(Stored dataset items)
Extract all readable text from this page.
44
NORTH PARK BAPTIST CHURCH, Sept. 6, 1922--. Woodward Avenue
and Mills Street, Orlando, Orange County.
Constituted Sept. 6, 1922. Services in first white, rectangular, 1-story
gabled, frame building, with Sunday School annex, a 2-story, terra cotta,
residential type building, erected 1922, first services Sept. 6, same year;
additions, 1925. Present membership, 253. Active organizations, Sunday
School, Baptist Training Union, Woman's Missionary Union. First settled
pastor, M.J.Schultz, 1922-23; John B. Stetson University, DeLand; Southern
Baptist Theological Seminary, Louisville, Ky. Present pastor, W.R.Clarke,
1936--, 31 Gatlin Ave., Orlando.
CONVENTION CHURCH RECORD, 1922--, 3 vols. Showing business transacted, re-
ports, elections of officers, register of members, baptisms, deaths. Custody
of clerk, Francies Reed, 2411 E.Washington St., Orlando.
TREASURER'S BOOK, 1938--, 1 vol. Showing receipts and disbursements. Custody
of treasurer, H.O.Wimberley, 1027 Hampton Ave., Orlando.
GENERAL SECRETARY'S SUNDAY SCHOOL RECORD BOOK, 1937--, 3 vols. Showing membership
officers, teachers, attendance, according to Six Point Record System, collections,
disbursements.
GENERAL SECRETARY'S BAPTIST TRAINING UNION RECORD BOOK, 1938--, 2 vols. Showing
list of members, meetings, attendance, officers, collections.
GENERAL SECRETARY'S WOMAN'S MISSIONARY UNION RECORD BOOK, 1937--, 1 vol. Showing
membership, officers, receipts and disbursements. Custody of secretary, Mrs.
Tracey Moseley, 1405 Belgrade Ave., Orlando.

▶ **THE TASK**
Using the data above, reproduce every line exactly.

▶ **RESULT BELOW**
Extract all readable text from this page.
44
NORTH PARK BAPTIST CHURCH, Sept. 6, 1922--. Woodward Avenue
and Mills Street, Orlando, Orange County.
Constituted Sept. 6, 1922. Services in first white, rectangular, 1-story
gabled, frame building, with Sunday School annex, a 2-story, terra cotta,
residential type building, erected 1922, first services Sept. 6, same year;
additions, 1925. Present membership, 253. Active organizations, Sunday
School, Baptist Training Union, Woman's Missionary Union. First settled
pastor, M.J.Schultz, 1922-23; John B. Stetson University, DeLand; Southern
Baptist Theological Seminary, Louisville, Ky. Present pastor, W.R.Clarke,
1936--, 31 Gatlin Ave., Orlando.
CONVENTION CHURCH RECORD, 1922--, 3 vols. Showing business transacted, re-
ports, elections of officers, register of members, baptisms, deaths. Custody
of clerk, Francies Reed, 2411 E.Washington St., Orlando.
TREASURER'S BOOK, 1938--, 1 vol. Showing receipts and disbursements. Custody
of treasurer, H.O.Wimberley, 1027 Hampton Ave., Orlando.
GENERAL SECRETARY'S SUNDAY SCHOOL RECORD BOOK, 1937--, 3 vols. Showing membership
officers, teachers, attendance, according to Six Point Record System, collections,
disbursements.
GENERAL SECRETARY'S BAPTIST TRAINING UNION RECORD BOOK, 1938--, 2 vols. Showing
list of members, meetings, attendance, officers, collections.
GENERAL SECRETARY'S WOMAN'S MISSIONARY UNION RECORD BOOK, 1937--, 1 vol. Showing
membership, officers, receipts and disbursements. Custody of secretary, Mrs.
Tracey Moseley, 1405 Belgrade Ave., Orlando.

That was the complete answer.